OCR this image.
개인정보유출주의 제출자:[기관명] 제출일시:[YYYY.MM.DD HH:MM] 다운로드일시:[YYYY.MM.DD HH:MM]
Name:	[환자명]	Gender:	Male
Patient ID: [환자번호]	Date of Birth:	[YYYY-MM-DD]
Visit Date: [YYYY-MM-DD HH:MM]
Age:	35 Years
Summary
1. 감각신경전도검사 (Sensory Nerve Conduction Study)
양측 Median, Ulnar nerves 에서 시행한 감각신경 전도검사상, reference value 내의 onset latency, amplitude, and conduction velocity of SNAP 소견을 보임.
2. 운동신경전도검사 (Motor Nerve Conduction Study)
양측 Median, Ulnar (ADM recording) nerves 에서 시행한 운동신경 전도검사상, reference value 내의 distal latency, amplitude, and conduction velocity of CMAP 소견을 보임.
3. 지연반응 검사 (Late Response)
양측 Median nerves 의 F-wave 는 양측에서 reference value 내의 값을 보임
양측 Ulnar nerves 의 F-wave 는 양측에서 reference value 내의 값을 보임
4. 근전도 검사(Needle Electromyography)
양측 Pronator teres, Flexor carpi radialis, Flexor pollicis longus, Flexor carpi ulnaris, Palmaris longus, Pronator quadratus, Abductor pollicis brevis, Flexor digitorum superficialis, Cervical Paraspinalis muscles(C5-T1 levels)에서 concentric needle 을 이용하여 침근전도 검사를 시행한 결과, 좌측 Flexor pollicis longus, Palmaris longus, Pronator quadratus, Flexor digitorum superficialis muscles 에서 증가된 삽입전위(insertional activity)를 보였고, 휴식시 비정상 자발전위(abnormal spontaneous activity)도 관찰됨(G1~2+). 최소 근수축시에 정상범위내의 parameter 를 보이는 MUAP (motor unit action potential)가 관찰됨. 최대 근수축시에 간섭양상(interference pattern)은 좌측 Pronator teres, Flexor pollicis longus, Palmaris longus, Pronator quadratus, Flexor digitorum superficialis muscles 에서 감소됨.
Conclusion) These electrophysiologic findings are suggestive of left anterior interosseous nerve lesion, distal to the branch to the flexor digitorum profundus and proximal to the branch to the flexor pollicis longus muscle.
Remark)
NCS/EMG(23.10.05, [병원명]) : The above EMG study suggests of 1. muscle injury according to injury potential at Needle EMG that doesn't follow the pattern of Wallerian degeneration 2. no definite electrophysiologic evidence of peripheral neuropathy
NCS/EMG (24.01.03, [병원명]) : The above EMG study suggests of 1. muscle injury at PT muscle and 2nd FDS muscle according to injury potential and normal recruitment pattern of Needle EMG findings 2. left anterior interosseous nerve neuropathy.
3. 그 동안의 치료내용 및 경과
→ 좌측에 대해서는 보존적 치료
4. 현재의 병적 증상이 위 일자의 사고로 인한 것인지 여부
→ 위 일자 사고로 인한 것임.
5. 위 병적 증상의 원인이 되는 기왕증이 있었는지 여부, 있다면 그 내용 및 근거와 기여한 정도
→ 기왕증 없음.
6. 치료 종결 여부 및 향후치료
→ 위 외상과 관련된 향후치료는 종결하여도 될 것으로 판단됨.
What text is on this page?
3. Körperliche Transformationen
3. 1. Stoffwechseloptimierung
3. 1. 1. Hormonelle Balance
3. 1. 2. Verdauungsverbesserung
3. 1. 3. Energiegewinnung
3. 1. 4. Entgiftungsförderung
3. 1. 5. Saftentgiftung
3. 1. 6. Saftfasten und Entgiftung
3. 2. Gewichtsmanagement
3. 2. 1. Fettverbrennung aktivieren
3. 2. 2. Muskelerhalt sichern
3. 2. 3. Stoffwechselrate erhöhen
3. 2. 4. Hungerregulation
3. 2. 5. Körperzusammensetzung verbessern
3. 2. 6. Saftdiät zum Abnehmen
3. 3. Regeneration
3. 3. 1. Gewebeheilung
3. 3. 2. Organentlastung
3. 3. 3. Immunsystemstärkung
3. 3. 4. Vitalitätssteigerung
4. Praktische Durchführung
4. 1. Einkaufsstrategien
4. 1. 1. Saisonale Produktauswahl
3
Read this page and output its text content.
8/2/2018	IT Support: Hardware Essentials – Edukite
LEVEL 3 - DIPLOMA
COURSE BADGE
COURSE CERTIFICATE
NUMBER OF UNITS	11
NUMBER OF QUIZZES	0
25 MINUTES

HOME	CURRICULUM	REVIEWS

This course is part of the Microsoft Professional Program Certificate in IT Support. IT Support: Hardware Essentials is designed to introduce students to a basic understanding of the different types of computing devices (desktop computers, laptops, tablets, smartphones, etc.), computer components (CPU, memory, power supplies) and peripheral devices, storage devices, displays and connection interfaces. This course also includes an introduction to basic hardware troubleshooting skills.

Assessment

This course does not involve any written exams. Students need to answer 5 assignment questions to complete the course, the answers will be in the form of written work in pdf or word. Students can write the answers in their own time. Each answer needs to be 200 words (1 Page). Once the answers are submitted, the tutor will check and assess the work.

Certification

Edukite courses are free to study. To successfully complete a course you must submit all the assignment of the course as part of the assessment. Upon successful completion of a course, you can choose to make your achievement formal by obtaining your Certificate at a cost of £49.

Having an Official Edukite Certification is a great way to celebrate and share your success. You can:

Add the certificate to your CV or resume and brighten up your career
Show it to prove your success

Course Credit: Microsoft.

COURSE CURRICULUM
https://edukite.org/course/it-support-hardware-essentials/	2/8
· · · ·
Your instructions: Of the lines above, how many hold the string "Median"? Answer with only the number.

Expected answer: 3